<<<<

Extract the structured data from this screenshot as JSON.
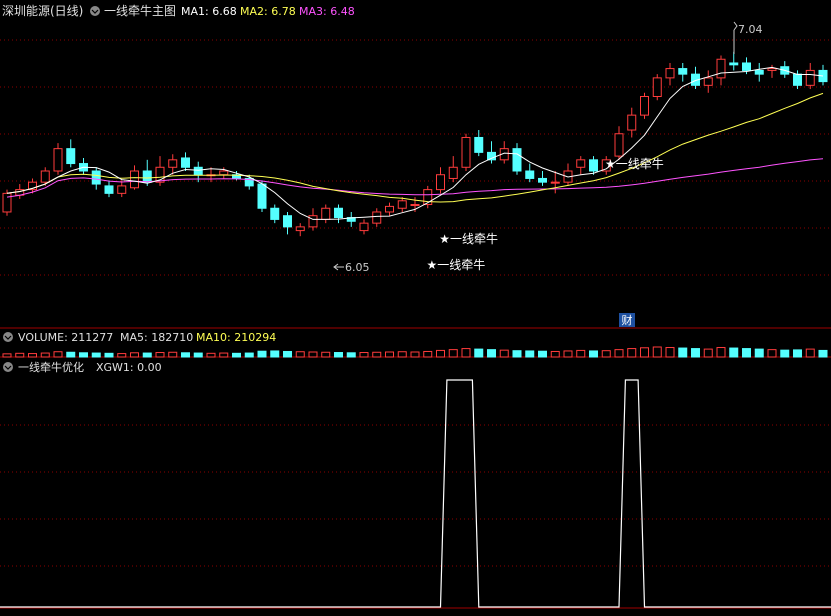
{
  "header": {
    "stock": "深圳能源(日线)",
    "indicator": "一线牵牛主图",
    "ma1": "MA1: 6.68",
    "ma2": "MA2: 6.78",
    "ma3": "MA3: 6.48"
  },
  "volume_header": {
    "volume": "VOLUME: 211277",
    "ma5": "MA5: 182710",
    "ma10": "MA10: 210294"
  },
  "sub_header": {
    "name": "一线牵牛优化",
    "xgw1": "XGW1: 0.00"
  },
  "labels": {
    "high": "7.04",
    "low": "6.05",
    "signal": "★一线牵牛",
    "cai": "财"
  },
  "colors": {
    "up": "#ff3c3c",
    "down": "#54ffff",
    "ma1": "#ffffff",
    "ma2": "#ffff54",
    "ma3": "#ff54ff",
    "grid": "#8b0000"
  },
  "chart_data": [
    {
      "type": "candlestick",
      "price_range": [
        5.6,
        7.2
      ],
      "candles": [
        [
          6.18,
          6.28,
          6.16,
          6.3
        ],
        [
          6.27,
          6.3,
          6.25,
          6.33
        ],
        [
          6.3,
          6.34,
          6.28,
          6.36
        ],
        [
          6.34,
          6.4,
          6.32,
          6.42
        ],
        [
          6.4,
          6.52,
          6.38,
          6.55
        ],
        [
          6.52,
          6.44,
          6.42,
          6.57
        ],
        [
          6.44,
          6.4,
          6.38,
          6.47
        ],
        [
          6.4,
          6.33,
          6.3,
          6.42
        ],
        [
          6.32,
          6.28,
          6.26,
          6.35
        ],
        [
          6.28,
          6.32,
          6.26,
          6.35
        ],
        [
          6.31,
          6.4,
          6.3,
          6.43
        ],
        [
          6.4,
          6.34,
          6.32,
          6.46
        ],
        [
          6.34,
          6.42,
          6.32,
          6.48
        ],
        [
          6.42,
          6.46,
          6.38,
          6.49
        ],
        [
          6.47,
          6.42,
          6.4,
          6.5
        ],
        [
          6.42,
          6.38,
          6.34,
          6.45
        ],
        [
          6.38,
          6.38,
          6.34,
          6.42
        ],
        [
          6.38,
          6.4,
          6.36,
          6.42
        ],
        [
          6.38,
          6.36,
          6.35,
          6.4
        ],
        [
          6.36,
          6.32,
          6.3,
          6.38
        ],
        [
          6.33,
          6.2,
          6.18,
          6.35
        ],
        [
          6.2,
          6.14,
          6.12,
          6.22
        ],
        [
          6.16,
          6.1,
          6.06,
          6.18
        ],
        [
          6.08,
          6.1,
          6.05,
          6.12
        ],
        [
          6.1,
          6.16,
          6.08,
          6.2
        ],
        [
          6.14,
          6.2,
          6.12,
          6.22
        ],
        [
          6.2,
          6.15,
          6.12,
          6.22
        ],
        [
          6.15,
          6.13,
          6.1,
          6.18
        ],
        [
          6.08,
          6.12,
          6.06,
          6.14
        ],
        [
          6.12,
          6.18,
          6.1,
          6.2
        ],
        [
          6.18,
          6.21,
          6.16,
          6.23
        ],
        [
          6.2,
          6.24,
          6.18,
          6.26
        ],
        [
          6.22,
          6.22,
          6.18,
          6.26
        ],
        [
          6.22,
          6.3,
          6.2,
          6.32
        ],
        [
          6.3,
          6.38,
          6.28,
          6.42
        ],
        [
          6.36,
          6.42,
          6.34,
          6.48
        ],
        [
          6.42,
          6.58,
          6.4,
          6.6
        ],
        [
          6.58,
          6.5,
          6.48,
          6.62
        ],
        [
          6.5,
          6.46,
          6.44,
          6.56
        ],
        [
          6.46,
          6.52,
          6.44,
          6.56
        ],
        [
          6.52,
          6.4,
          6.38,
          6.55
        ],
        [
          6.4,
          6.36,
          6.34,
          6.44
        ],
        [
          6.36,
          6.34,
          6.32,
          6.4
        ],
        [
          6.34,
          6.34,
          6.28,
          6.4
        ],
        [
          6.34,
          6.4,
          6.32,
          6.44
        ],
        [
          6.42,
          6.46,
          6.38,
          6.48
        ],
        [
          6.46,
          6.4,
          6.38,
          6.48
        ],
        [
          6.4,
          6.46,
          6.38,
          6.48
        ],
        [
          6.48,
          6.6,
          6.46,
          6.64
        ],
        [
          6.62,
          6.7,
          6.58,
          6.74
        ],
        [
          6.7,
          6.8,
          6.68,
          6.82
        ],
        [
          6.8,
          6.9,
          6.78,
          6.92
        ],
        [
          6.9,
          6.95,
          6.86,
          6.98
        ],
        [
          6.95,
          6.92,
          6.88,
          6.98
        ],
        [
          6.92,
          6.86,
          6.84,
          6.96
        ],
        [
          6.86,
          6.9,
          6.82,
          6.94
        ],
        [
          6.9,
          7.0,
          6.86,
          7.02
        ],
        [
          6.98,
          6.97,
          6.94,
          7.04
        ],
        [
          6.98,
          6.94,
          6.92,
          7.01
        ],
        [
          6.94,
          6.92,
          6.88,
          6.98
        ],
        [
          6.94,
          6.95,
          6.9,
          6.97
        ],
        [
          6.96,
          6.92,
          6.9,
          6.99
        ],
        [
          6.92,
          6.86,
          6.84,
          6.94
        ],
        [
          6.86,
          6.94,
          6.84,
          6.98
        ],
        [
          6.94,
          6.88,
          6.86,
          6.97
        ]
      ],
      "signals": [
        {
          "candle_index": 34,
          "row": 2
        },
        {
          "candle_index": 35,
          "row": 1
        },
        {
          "candle_index": 48,
          "row": 0
        }
      ]
    },
    {
      "type": "bar",
      "series": "volume",
      "values": [
        120,
        140,
        130,
        150,
        200,
        180,
        160,
        150,
        140,
        130,
        160,
        150,
        170,
        180,
        160,
        150,
        140,
        150,
        140,
        150,
        220,
        230,
        210,
        200,
        190,
        180,
        170,
        160,
        170,
        180,
        190,
        200,
        190,
        210,
        250,
        280,
        320,
        300,
        280,
        260,
        240,
        230,
        220,
        210,
        230,
        250,
        230,
        240,
        280,
        320,
        350,
        380,
        360,
        340,
        320,
        300,
        360,
        340,
        320,
        300,
        280,
        260,
        270,
        300,
        250
      ]
    },
    {
      "type": "line",
      "series": "XGW1",
      "ylim": [
        0,
        1
      ],
      "values": [
        0,
        0,
        0,
        0,
        0,
        0,
        0,
        0,
        0,
        0,
        0,
        0,
        0,
        0,
        0,
        0,
        0,
        0,
        0,
        0,
        0,
        0,
        0,
        0,
        0,
        0,
        0,
        0,
        0,
        0,
        0,
        0,
        0,
        0,
        0,
        1,
        1,
        0,
        0,
        0,
        0,
        0,
        0,
        0,
        0,
        0,
        0,
        0,
        0,
        1,
        0,
        0,
        0,
        0,
        0,
        0,
        0,
        0,
        0,
        0,
        0,
        0,
        0,
        0,
        0
      ]
    }
  ]
}
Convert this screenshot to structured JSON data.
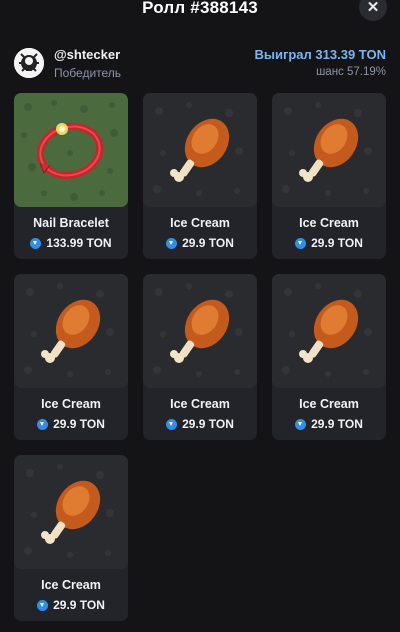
{
  "header": {
    "title": "Ролл #388143",
    "close_label": "✕"
  },
  "winner": {
    "username": "@shtecker",
    "role": "Победитель",
    "win_text": "Выиграл 313.39 TON",
    "chance_text": "шанс 57.19%"
  },
  "colors": {
    "background": "#141417",
    "card": "#22242a",
    "accent": "#79b6f2",
    "ton": "#2f8fe8"
  },
  "items": [
    {
      "name": "Nail Bracelet",
      "price": "133.99 TON",
      "icon": "bracelet-icon"
    },
    {
      "name": "Ice Cream",
      "price": "29.9 TON",
      "icon": "drumstick-icon"
    },
    {
      "name": "Ice Cream",
      "price": "29.9 TON",
      "icon": "drumstick-icon"
    },
    {
      "name": "Ice Cream",
      "price": "29.9 TON",
      "icon": "drumstick-icon"
    },
    {
      "name": "Ice Cream",
      "price": "29.9 TON",
      "icon": "drumstick-icon"
    },
    {
      "name": "Ice Cream",
      "price": "29.9 TON",
      "icon": "drumstick-icon"
    },
    {
      "name": "Ice Cream",
      "price": "29.9 TON",
      "icon": "drumstick-icon"
    }
  ]
}
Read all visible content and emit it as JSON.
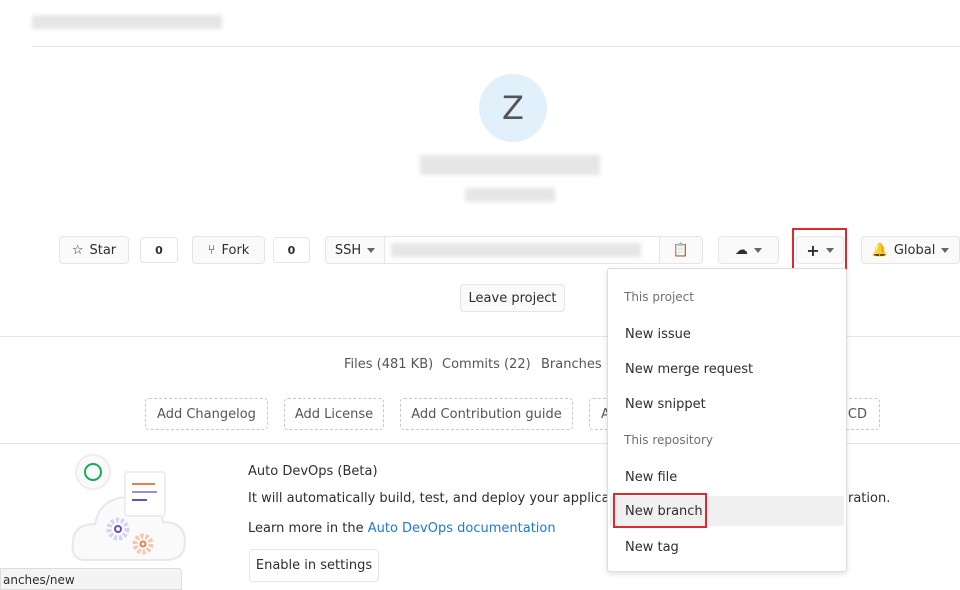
{
  "project": {
    "avatar_letter": "Z",
    "avatar_color": "#e1f0fb"
  },
  "toolbar": {
    "star_label": "Star",
    "star_count": "0",
    "fork_label": "Fork",
    "fork_count": "0",
    "clone_protocol": "SSH",
    "notification_label": "Global"
  },
  "leave_project": "Leave project",
  "stats": {
    "files": "Files (481 KB)",
    "commits": "Commits (22)",
    "branches": "Branches ("
  },
  "suggestions": [
    "Add Changelog",
    "Add License",
    "Add Contribution guide",
    "A",
    "CD"
  ],
  "autodevops": {
    "title": "Auto DevOps (Beta)",
    "description": "It will automatically build, test, and deploy your application",
    "description_tail": "ration.",
    "learn_prefix": "Learn more in the ",
    "learn_link": "Auto DevOps documentation",
    "enable_button": "Enable in settings"
  },
  "dropdown": {
    "header_project": "This project",
    "items_project": [
      "New issue",
      "New merge request",
      "New snippet"
    ],
    "header_repo": "This repository",
    "items_repo": [
      "New file",
      "New branch",
      "New tag"
    ]
  },
  "status_bar": "anches/new",
  "highlight_color": "#e0282e"
}
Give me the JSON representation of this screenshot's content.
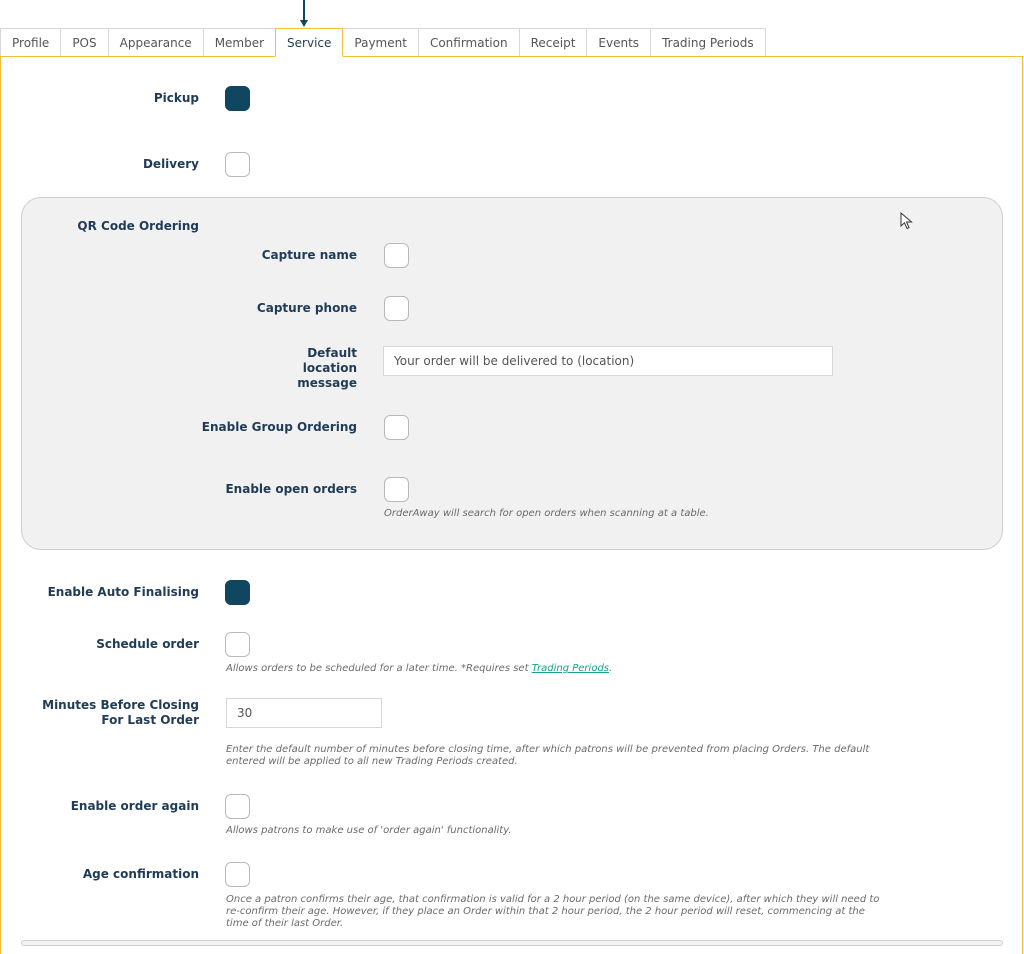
{
  "tabs": [
    "Profile",
    "POS",
    "Appearance",
    "Member",
    "Service",
    "Payment",
    "Confirmation",
    "Receipt",
    "Events",
    "Trading Periods"
  ],
  "active_tab": "Service",
  "form": {
    "pickup": {
      "label": "Pickup",
      "checked": true
    },
    "delivery": {
      "label": "Delivery",
      "checked": false
    },
    "qr": {
      "title": "QR Code Ordering",
      "capture_name": {
        "label": "Capture name",
        "checked": false
      },
      "capture_phone": {
        "label": "Capture phone",
        "checked": false
      },
      "default_location": {
        "label": "Default location message",
        "value": "Your order will be delivered to (location)"
      },
      "group_ordering": {
        "label": "Enable Group Ordering",
        "checked": false
      },
      "open_orders": {
        "label": "Enable open orders",
        "checked": false,
        "hint": "OrderAway will search for open orders when scanning at a table."
      }
    },
    "auto_finalising": {
      "label": "Enable Auto Finalising",
      "checked": true
    },
    "schedule_order": {
      "label": "Schedule order",
      "checked": false,
      "hint_prefix": "Allows orders to be scheduled for a later time. *Requires set ",
      "hint_link": "Trading Periods",
      "hint_suffix": "."
    },
    "minutes_before_closing": {
      "label": "Minutes Before Closing For Last Order",
      "value": "30",
      "hint": "Enter the default number of minutes before closing time, after which patrons will be prevented from placing Orders. The default entered will be applied to all new Trading Periods created."
    },
    "order_again": {
      "label": "Enable order again",
      "checked": false,
      "hint": "Allows patrons to make use of 'order again' functionality."
    },
    "age_confirmation": {
      "label": "Age confirmation",
      "checked": false,
      "hint": "Once a patron confirms their age, that confirmation is valid for a 2 hour period (on the same device), after which they will need to re-confirm their age. However, if they place an Order within that 2 hour period, the 2 hour period will reset, commencing at the time of their last Order."
    }
  },
  "colors": {
    "accent": "#f2c037",
    "checked": "#0f4660",
    "link": "#17a08a",
    "text": "#1f3b57"
  }
}
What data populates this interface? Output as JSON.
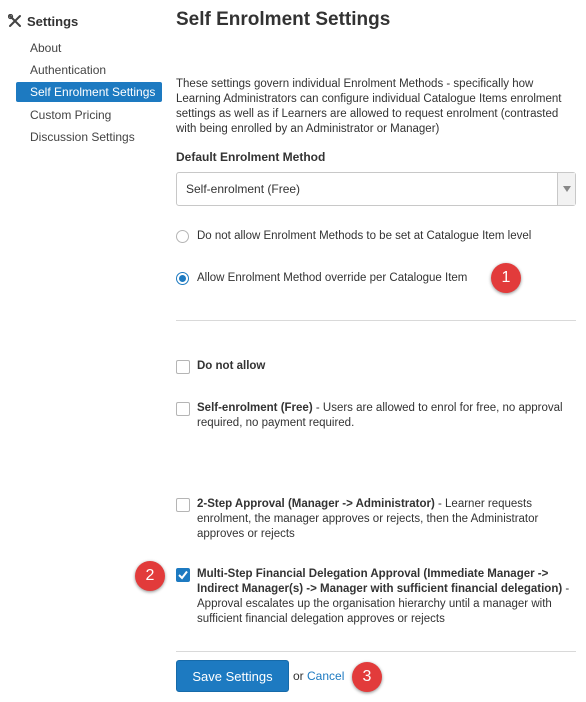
{
  "sidebar": {
    "title": "Settings",
    "items": [
      {
        "label": "About",
        "active": false
      },
      {
        "label": "Authentication",
        "active": false
      },
      {
        "label": "Self Enrolment Settings",
        "active": true
      },
      {
        "label": "Custom Pricing",
        "active": false
      },
      {
        "label": "Discussion Settings",
        "active": false
      }
    ]
  },
  "main": {
    "title": "Self Enrolment Settings",
    "description": "These settings govern individual Enrolment Methods - specifically how Learning Administrators can configure individual Catalogue Items enrolment settings as well as if Learners are allowed to request enrolment (contrasted with being enrolled by an Administrator or Manager)",
    "default_method_label": "Default Enrolment Method",
    "default_method_value": "Self-enrolment (Free)",
    "radio_options": [
      {
        "label": "Do not allow Enrolment Methods to be set at Catalogue Item level",
        "checked": false
      },
      {
        "label": "Allow Enrolment Method override per Catalogue Item",
        "checked": true
      }
    ],
    "checkboxes": [
      {
        "bold": "Do not allow",
        "text": "",
        "checked": false
      },
      {
        "bold": "Self-enrolment (Free)",
        "text": " - Users are allowed to enrol for free, no approval required, no payment required.",
        "checked": false
      },
      {
        "bold": "2-Step Approval (Manager -> Administrator)",
        "text": " - Learner requests enrolment, the manager approves or rejects, then the Administrator approves or rejects",
        "checked": false
      },
      {
        "bold": "Multi-Step Financial Delegation Approval (Immediate Manager -> Indirect Manager(s) -> Manager with sufficient financial delegation)",
        "text": " - Approval escalates up the organisation hierarchy until a manager with sufficient financial delegation approves or rejects",
        "checked": true
      }
    ],
    "save_label": "Save Settings",
    "or_text": "or",
    "cancel_label": "Cancel"
  },
  "callouts": [
    "1",
    "2",
    "3"
  ],
  "colors": {
    "accent": "#1d7ac1",
    "callout": "#e23b3b"
  }
}
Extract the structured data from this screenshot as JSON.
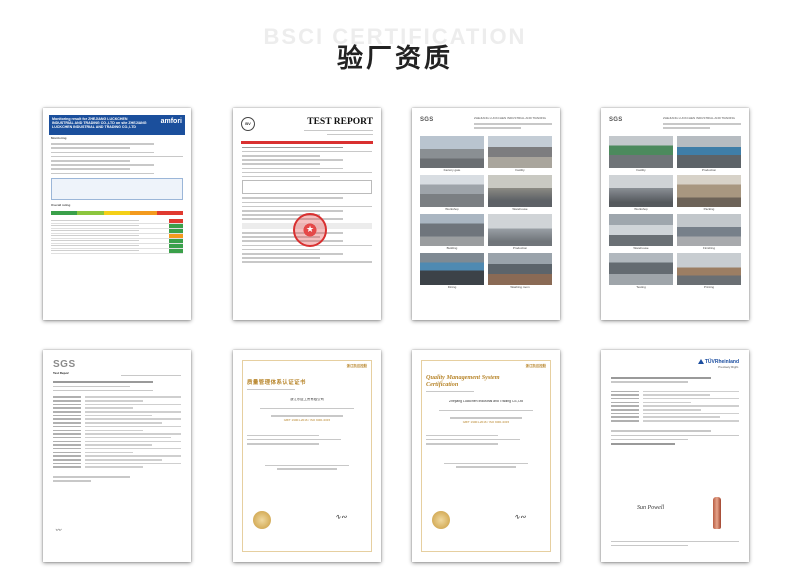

>>>>

→ Exercise prompt
Search the entries for the word "Trading" and pick out every line that holds it.

→ Exercise answer
    "Trading Periods"
      "hint_link": "Trading Periods",
      "hint": "Enter the default number of minutes before closing time, after which patrons will be prevented from placing Orders. The default entered will be applied to all new Trading Periods created."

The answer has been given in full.